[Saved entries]
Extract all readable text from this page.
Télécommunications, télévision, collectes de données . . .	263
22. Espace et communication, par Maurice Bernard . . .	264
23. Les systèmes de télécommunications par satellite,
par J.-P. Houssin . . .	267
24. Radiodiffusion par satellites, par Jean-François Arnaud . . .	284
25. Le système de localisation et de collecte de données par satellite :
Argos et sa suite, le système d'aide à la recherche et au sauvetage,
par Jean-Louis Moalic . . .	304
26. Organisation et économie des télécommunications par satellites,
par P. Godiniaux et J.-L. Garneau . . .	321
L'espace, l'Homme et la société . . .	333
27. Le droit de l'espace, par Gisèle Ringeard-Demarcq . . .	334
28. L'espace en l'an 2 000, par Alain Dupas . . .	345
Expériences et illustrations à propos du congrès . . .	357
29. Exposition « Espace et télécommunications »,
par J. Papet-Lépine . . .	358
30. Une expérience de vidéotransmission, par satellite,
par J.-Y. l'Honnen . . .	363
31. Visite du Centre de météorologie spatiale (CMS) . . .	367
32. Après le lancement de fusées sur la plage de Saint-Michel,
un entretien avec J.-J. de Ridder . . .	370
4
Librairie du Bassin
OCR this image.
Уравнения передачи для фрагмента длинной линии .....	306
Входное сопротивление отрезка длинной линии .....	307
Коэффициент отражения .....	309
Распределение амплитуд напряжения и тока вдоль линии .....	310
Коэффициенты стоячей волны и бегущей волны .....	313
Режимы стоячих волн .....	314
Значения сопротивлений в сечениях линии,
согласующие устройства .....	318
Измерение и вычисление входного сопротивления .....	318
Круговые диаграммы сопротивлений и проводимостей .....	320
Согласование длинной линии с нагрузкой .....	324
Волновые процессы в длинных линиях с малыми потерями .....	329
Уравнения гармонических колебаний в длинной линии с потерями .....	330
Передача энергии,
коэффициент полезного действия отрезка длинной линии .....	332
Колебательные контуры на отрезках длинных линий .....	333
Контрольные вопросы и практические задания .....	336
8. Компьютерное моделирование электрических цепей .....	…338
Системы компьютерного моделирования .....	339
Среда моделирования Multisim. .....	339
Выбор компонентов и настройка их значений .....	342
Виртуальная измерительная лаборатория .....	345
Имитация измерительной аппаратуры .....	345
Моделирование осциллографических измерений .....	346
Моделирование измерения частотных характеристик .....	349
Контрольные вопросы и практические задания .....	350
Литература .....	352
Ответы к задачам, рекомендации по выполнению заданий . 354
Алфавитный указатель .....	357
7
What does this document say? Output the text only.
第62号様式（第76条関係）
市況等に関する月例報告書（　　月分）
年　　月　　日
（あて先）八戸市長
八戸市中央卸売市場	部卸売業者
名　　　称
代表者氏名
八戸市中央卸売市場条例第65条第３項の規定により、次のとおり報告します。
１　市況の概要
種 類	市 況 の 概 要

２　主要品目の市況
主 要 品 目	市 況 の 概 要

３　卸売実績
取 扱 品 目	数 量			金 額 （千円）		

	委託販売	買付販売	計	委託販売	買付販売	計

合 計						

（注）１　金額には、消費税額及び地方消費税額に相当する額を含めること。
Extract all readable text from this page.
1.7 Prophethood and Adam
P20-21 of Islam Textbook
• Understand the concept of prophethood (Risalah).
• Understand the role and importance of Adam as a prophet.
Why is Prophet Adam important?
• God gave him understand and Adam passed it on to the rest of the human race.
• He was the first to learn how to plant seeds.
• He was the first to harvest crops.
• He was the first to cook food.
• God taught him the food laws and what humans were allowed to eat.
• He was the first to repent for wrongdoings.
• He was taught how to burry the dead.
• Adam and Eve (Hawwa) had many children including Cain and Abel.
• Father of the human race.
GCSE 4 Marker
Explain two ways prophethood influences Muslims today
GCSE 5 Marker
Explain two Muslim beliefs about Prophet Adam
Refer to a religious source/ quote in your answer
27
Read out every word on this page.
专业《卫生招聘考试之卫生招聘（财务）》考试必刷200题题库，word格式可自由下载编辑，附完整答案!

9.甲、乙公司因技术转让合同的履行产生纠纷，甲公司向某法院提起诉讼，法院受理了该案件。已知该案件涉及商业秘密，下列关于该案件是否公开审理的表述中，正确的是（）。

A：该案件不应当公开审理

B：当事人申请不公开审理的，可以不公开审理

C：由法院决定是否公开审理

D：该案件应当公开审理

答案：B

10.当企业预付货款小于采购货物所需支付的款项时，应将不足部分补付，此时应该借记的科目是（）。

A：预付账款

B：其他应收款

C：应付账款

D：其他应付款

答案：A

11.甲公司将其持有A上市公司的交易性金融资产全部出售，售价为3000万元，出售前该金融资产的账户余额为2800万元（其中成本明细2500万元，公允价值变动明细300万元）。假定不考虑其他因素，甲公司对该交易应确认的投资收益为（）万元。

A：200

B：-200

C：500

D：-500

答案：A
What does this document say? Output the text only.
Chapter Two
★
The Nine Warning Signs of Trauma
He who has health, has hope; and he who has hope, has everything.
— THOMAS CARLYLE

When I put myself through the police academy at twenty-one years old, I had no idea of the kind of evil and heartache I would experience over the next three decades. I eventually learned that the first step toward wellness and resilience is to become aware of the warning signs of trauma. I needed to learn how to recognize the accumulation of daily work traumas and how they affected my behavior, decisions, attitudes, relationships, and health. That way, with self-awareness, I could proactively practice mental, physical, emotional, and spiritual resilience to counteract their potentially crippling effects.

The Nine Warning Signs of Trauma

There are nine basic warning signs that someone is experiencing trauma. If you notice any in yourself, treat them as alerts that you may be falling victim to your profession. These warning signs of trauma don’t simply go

### TASK BRIEF
Retype every entry above, word for word.

### REPLY
Extract all readable text from this page.
Télécommunications, télévision, collectes de données . . .	263
22. Espace et communication, par Maurice Bernard . . .	264
23. Les systèmes de télécommunications par satellite,
par J.-P. Houssin . . .	267
24. Radiodiffusion par satellites, par Jean-François Arnaud . . .	284
25. Le système de localisation et de collecte de données par satellite :
Argos et sa suite, le système d'aide à la recherche et au sauvetage,
par Jean-Louis Moalic . . .	304
26. Organisation et économie des télécommunications par satellites,
par P. Godiniaux et J.-L. Garneau . . .	321
L'espace, l'Homme et la société . . .	333
27. Le droit de l'espace, par Gisèle Ringeard-Demarcq . . .	334
28. L'espace en l'an 2 000, par Alain Dupas . . .	345
Expériences et illustrations à propos du congrès . . .	357
29. Exposition « Espace et télécommunications »,
par J. Papet-Lépine . . .	358
30. Une expérience de vidéotransmission, par satellite,
par J.-Y. l'Honnen . . .	363
31. Visite du Centre de météorologie spatiale (CMS) . . .	367
32. Après le lancement de fusées sur la plage de Saint-Michel,
un entretien avec J.-J. de Ridder . . .	370
4
Librairie du Bassin
OCR this image.
Уравнения передачи для фрагмента длинной линии .....	306
Входное сопротивление отрезка длинной линии .....	307
Коэффициент отражения .....	309
Распределение амплитуд напряжения и тока вдоль линии .....	310
Коэффициенты стоячей волны и бегущей волны .....	313
Режимы стоячих волн .....	314
Значения сопротивлений в сечениях линии,
согласующие устройства .....	318
Измерение и вычисление входного сопротивления .....	318
Круговые диаграммы сопротивлений и проводимостей .....	320
Согласование длинной линии с нагрузкой .....	324
Волновые процессы в длинных линиях с малыми потерями .....	329
Уравнения гармонических колебаний в длинной линии с потерями .....	330
Передача энергии,
коэффициент полезного действия отрезка длинной линии .....	332
Колебательные контуры на отрезках длинных линий .....	333
Контрольные вопросы и практические задания .....	336
8. Компьютерное моделирование электрических цепей .....	…338
Системы компьютерного моделирования .....	339
Среда моделирования Multisim. .....	339
Выбор компонентов и настройка их значений .....	342
Виртуальная измерительная лаборатория .....	345
Имитация измерительной аппаратуры .....	345
Моделирование осциллографических измерений .....	346
Моделирование измерения частотных характеристик .....	349
Контрольные вопросы и практические задания .....	350
Литература .....	352
Ответы к задачам, рекомендации по выполнению заданий . 354
Алфавитный указатель .....	357
7
What does this document say? Output the text only.
第62号様式（第76条関係）
市況等に関する月例報告書（　　月分）
年　　月　　日
（あて先）八戸市長
八戸市中央卸売市場	部卸売業者
名　　　称
代表者氏名
八戸市中央卸売市場条例第65条第３項の規定により、次のとおり報告します。
１　市況の概要
種 類	市 況 の 概 要

２　主要品目の市況
主 要 品 目	市 況 の 概 要

３　卸売実績
取 扱 品 目	数 量			金 額 （千円）		

	委託販売	買付販売	計	委託販売	買付販売	計

合 計						

（注）１　金額には、消費税額及び地方消費税額に相当する額を含めること。
Extract all readable text from this page.
1.7 Prophethood and Adam
P20-21 of Islam Textbook
• Understand the concept of prophethood (Risalah).
• Understand the role and importance of Adam as a prophet.
Why is Prophet Adam important?
• God gave him understand and Adam passed it on to the rest of the human race.
• He was the first to learn how to plant seeds.
• He was the first to harvest crops.
• He was the first to cook food.
• God taught him the food laws and what humans were allowed to eat.
• He was the first to repent for wrongdoings.
• He was taught how to burry the dead.
• Adam and Eve (Hawwa) had many children including Cain and Abel.
• Father of the human race.
GCSE 4 Marker
Explain two ways prophethood influences Muslims today
GCSE 5 Marker
Explain two Muslim beliefs about Prophet Adam
Refer to a religious source/ quote in your answer
27
Read out every word on this page.
专业《卫生招聘考试之卫生招聘（财务）》考试必刷200题题库，word格式可自由下载编辑，附完整答案!

9.甲、乙公司因技术转让合同的履行产生纠纷，甲公司向某法院提起诉讼，法院受理了该案件。已知该案件涉及商业秘密，下列关于该案件是否公开审理的表述中，正确的是（）。

A：该案件不应当公开审理

B：当事人申请不公开审理的，可以不公开审理

C：由法院决定是否公开审理

D：该案件应当公开审理

答案：B

10.当企业预付货款小于采购货物所需支付的款项时，应将不足部分补付，此时应该借记的科目是（）。

A：预付账款

B：其他应收款

C：应付账款

D：其他应付款

答案：A

11.甲公司将其持有A上市公司的交易性金融资产全部出售，售价为3000万元，出售前该金融资产的账户余额为2800万元（其中成本明细2500万元，公允价值变动明细300万元）。假定不考虑其他因素，甲公司对该交易应确认的投资收益为（）万元。

A：200

B：-200

C：500

D：-500

答案：A
What does this document say? Output the text only.
Chapter Two
★
The Nine Warning Signs of Trauma
He who has health, has hope; and he who has hope, has everything.
— THOMAS CARLYLE

When I put myself through the police academy at twenty-one years old, I had no idea of the kind of evil and heartache I would experience over the next three decades. I eventually learned that the first step toward wellness and resilience is to become aware of the warning signs of trauma. I needed to learn how to recognize the accumulation of daily work traumas and how they affected my behavior, decisions, attitudes, relationships, and health. That way, with self-awareness, I could proactively practice mental, physical, emotional, and spiritual resilience to counteract their potentially crippling effects.

The Nine Warning Signs of Trauma

There are nine basic warning signs that someone is experiencing trauma. If you notice any in yourself, treat them as alerts that you may be falling victim to your profession. These warning signs of trauma don’t simply go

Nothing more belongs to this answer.